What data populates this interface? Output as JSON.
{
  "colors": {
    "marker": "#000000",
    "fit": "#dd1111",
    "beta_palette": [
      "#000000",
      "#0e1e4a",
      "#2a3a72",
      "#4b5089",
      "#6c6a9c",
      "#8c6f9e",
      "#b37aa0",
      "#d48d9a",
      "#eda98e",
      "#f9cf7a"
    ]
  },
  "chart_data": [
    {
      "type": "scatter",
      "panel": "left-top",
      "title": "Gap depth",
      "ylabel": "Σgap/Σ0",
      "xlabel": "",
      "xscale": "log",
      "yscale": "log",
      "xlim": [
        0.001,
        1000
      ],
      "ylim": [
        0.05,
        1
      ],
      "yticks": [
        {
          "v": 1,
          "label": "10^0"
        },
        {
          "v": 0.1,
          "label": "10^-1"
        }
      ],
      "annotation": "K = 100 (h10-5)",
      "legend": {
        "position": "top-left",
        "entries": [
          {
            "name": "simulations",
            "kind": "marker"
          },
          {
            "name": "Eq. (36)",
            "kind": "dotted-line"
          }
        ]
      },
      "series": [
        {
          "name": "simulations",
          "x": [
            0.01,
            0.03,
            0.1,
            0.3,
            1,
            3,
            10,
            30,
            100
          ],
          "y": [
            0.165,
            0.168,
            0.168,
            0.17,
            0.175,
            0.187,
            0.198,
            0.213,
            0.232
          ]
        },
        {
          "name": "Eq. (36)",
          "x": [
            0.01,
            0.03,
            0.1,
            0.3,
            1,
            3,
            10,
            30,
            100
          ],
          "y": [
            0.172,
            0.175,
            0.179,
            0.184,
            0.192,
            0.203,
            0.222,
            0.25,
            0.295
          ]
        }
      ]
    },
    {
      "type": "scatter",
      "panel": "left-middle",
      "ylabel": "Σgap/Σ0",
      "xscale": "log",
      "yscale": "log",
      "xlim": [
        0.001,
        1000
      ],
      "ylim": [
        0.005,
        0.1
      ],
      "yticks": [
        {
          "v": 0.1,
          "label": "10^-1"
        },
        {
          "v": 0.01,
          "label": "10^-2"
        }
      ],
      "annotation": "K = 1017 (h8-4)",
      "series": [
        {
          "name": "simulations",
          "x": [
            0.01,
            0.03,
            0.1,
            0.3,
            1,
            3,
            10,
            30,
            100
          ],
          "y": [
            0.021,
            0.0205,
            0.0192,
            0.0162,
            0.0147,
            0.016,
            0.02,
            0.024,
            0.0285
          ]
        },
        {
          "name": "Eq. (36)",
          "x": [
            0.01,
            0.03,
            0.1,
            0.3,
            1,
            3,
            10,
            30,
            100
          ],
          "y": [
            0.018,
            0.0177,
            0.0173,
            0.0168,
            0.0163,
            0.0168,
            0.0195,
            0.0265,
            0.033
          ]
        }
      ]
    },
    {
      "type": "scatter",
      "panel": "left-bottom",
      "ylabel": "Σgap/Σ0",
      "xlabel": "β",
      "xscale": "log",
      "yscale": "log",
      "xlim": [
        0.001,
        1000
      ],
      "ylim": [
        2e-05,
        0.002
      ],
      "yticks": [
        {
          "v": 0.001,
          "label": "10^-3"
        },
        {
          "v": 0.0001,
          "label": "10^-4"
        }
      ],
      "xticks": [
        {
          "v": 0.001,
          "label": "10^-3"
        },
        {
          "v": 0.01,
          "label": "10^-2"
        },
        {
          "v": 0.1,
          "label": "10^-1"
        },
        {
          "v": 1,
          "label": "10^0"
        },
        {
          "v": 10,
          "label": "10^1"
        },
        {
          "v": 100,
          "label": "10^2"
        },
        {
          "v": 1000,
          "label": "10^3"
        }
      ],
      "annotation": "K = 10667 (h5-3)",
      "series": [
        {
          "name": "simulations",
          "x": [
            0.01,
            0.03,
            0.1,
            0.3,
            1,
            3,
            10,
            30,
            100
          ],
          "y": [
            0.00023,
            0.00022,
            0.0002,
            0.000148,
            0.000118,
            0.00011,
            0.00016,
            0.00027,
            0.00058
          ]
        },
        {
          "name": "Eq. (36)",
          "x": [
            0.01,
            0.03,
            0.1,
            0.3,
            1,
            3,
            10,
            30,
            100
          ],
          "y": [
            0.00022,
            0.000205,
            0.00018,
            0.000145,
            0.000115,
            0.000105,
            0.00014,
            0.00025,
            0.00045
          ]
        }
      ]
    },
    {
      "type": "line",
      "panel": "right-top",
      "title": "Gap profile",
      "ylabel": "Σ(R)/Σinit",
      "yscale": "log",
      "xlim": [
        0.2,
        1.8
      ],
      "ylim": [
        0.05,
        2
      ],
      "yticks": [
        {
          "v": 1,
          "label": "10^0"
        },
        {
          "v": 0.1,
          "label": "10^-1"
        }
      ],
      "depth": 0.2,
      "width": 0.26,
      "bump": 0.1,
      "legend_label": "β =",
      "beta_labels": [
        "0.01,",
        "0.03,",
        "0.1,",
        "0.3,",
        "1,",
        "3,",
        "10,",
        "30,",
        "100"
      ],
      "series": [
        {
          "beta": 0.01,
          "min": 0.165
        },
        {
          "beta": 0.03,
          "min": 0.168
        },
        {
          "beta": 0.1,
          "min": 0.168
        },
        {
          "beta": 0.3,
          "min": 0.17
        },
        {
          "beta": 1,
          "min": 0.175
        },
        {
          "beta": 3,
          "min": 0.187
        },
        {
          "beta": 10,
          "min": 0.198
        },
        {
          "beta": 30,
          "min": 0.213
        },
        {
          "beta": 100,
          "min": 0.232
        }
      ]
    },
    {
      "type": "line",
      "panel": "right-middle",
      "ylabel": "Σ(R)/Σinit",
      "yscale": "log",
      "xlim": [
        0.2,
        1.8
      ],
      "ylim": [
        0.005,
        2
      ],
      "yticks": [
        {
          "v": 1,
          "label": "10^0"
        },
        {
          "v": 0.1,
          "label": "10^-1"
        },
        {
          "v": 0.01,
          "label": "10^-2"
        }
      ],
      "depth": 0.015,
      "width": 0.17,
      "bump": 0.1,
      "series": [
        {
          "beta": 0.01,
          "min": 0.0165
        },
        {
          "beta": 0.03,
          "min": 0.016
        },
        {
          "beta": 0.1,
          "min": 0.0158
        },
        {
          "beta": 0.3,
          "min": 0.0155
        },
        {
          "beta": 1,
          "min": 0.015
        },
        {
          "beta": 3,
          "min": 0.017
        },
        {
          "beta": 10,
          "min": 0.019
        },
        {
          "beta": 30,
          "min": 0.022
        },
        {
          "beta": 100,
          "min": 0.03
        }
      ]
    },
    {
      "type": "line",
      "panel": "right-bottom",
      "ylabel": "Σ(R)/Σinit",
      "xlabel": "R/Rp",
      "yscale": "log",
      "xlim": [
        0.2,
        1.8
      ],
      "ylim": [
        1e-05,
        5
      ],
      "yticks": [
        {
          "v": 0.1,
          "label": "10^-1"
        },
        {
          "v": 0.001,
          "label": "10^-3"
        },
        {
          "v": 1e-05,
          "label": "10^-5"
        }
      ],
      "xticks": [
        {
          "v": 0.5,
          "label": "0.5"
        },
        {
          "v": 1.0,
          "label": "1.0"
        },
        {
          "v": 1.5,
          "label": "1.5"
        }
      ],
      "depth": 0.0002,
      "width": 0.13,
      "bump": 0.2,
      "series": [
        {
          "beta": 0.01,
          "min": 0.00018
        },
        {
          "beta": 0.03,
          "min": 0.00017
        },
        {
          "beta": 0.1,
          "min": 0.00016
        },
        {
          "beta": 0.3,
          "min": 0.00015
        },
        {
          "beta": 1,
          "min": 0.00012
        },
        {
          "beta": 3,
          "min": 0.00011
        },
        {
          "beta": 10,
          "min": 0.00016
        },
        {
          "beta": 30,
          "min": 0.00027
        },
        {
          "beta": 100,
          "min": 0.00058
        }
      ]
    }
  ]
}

★ ★ ★ ★ ★

**Written problem:**
Compute the number of lines above that contain the string "annotation". Reply with that value only.

**Written answer:**
3